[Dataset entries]

◆ ◆ ◆ ◆ ◆

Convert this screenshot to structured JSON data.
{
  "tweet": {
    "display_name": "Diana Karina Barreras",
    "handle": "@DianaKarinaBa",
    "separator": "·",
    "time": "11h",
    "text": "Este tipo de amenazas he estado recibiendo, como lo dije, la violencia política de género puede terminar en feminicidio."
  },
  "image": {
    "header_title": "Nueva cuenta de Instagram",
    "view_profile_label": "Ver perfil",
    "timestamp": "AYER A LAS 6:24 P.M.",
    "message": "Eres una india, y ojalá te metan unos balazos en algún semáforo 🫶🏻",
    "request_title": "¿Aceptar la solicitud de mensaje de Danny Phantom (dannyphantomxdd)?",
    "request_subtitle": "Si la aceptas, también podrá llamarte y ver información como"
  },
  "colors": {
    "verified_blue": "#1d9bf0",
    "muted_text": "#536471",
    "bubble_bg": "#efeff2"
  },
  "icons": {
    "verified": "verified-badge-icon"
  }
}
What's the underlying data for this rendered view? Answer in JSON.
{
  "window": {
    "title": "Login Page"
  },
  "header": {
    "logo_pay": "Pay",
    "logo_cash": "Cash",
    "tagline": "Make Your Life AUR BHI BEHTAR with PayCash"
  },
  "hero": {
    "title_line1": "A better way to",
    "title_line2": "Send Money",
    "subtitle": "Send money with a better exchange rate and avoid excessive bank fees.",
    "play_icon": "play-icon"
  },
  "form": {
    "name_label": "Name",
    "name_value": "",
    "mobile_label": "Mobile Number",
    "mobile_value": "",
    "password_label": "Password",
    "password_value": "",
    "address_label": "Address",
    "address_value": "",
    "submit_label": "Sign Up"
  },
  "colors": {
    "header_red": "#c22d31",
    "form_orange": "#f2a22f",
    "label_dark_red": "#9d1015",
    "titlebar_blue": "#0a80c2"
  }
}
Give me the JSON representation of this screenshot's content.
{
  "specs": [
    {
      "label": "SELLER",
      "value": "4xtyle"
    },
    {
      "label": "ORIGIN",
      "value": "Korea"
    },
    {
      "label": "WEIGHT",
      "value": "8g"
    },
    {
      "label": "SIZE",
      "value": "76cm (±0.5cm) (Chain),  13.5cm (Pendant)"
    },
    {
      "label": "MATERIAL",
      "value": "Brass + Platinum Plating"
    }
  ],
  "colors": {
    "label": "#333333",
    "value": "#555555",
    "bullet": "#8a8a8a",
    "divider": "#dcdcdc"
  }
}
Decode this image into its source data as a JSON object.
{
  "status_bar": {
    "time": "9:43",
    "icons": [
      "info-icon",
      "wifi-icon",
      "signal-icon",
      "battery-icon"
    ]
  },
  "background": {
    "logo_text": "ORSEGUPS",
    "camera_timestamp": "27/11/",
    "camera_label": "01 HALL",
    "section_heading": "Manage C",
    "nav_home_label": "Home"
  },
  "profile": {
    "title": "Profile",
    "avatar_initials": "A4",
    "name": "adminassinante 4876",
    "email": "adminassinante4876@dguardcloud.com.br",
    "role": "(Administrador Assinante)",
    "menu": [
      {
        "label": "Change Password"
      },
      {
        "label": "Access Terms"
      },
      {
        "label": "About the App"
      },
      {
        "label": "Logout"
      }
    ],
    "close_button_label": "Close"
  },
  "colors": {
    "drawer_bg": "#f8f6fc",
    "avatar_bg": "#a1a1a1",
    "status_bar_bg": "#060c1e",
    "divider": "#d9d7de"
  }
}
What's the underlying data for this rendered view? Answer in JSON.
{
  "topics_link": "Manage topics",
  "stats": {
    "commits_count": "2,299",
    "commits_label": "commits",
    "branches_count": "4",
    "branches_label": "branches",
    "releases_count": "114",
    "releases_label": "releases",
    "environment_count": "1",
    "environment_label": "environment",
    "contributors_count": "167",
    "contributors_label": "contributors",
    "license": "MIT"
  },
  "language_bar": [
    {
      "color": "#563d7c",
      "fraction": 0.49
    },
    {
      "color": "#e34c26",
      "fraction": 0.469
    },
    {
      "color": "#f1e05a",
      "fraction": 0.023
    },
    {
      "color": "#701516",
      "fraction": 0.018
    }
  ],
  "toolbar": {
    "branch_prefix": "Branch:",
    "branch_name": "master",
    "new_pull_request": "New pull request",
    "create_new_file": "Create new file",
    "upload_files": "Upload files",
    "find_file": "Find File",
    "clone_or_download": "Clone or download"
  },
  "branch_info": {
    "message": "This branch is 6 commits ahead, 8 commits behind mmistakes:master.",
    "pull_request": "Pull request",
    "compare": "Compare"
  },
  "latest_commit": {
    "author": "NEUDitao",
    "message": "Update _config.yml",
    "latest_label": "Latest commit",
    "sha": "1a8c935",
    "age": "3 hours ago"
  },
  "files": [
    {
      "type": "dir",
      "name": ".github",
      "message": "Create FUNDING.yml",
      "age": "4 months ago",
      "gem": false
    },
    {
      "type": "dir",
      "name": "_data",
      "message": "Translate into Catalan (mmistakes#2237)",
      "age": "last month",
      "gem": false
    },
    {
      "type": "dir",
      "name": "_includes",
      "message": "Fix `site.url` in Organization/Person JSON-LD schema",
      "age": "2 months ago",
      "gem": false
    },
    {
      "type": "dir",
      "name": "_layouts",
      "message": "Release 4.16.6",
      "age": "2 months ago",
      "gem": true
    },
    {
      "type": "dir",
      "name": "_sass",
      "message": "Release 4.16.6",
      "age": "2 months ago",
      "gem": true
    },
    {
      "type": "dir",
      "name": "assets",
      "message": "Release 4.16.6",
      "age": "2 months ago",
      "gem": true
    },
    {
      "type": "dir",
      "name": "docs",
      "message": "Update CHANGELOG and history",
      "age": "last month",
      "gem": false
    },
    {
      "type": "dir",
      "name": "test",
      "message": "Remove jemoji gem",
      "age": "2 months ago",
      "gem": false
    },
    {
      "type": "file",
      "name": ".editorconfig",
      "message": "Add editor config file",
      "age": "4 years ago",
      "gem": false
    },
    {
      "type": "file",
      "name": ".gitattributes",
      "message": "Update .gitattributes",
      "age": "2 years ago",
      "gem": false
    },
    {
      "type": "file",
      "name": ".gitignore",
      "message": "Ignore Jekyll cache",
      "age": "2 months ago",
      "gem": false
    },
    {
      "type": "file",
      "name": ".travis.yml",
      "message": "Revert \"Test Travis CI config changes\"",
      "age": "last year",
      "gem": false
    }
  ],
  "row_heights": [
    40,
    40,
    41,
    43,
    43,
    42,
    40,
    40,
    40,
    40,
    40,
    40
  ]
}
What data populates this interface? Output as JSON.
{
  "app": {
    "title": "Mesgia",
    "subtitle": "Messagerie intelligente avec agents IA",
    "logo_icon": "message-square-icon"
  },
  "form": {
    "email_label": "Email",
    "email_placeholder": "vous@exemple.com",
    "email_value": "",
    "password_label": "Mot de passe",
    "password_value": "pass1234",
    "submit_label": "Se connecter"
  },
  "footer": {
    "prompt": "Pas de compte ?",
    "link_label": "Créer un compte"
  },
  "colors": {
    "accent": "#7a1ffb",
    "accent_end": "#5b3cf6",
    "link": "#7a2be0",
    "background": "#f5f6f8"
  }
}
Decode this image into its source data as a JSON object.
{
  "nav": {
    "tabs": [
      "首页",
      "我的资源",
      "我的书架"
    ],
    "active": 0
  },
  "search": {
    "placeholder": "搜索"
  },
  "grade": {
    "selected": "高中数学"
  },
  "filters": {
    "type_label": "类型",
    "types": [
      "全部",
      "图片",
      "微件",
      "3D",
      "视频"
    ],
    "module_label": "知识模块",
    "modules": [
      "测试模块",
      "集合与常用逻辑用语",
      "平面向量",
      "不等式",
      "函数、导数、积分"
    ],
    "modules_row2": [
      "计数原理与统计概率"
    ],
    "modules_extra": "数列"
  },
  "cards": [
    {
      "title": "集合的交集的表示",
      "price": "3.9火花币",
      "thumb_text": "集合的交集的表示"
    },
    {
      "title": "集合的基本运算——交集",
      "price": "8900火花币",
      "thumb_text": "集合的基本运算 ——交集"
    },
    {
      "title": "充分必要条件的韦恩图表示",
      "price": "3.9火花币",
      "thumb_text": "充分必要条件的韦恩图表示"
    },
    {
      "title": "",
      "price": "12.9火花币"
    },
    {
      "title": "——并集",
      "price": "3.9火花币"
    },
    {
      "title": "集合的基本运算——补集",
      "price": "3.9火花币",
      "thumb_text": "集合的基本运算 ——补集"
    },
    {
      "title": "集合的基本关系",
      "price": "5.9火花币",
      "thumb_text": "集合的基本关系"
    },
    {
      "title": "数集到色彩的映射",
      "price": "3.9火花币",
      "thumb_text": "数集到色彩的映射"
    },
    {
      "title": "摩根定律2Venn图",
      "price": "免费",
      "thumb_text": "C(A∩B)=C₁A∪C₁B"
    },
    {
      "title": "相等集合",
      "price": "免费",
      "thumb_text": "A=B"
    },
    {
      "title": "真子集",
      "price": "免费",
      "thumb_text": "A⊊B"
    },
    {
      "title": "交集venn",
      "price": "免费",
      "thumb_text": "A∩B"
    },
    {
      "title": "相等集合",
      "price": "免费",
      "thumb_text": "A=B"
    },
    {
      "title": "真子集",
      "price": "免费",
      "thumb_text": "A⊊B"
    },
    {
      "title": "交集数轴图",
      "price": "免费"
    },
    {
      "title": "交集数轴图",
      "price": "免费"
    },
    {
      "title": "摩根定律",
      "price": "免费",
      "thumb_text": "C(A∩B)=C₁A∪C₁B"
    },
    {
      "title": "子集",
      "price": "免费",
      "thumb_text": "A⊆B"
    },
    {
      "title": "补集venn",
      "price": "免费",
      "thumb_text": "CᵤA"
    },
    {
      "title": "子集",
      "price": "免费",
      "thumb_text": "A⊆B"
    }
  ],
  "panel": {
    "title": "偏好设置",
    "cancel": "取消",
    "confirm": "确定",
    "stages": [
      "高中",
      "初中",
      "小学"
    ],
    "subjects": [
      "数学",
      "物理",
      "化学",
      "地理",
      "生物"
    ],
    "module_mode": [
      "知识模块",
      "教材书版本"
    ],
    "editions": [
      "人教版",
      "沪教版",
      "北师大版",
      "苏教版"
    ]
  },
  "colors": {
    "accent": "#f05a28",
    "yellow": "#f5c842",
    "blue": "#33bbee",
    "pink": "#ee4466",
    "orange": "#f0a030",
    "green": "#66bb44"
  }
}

◆ ◆ ◆ ◆ ◆

AIM OF THE EXERCISE = Return each line where "集合的基本运算" shows up.

ANSWER FOR THE TASK =
      "title": "集合的基本运算——交集",
      "thumb_text": "集合的基本运算 ——交集"
      "title": "集合的基本运算——补集",
      "thumb_text": "集合的基本运算 ——补集"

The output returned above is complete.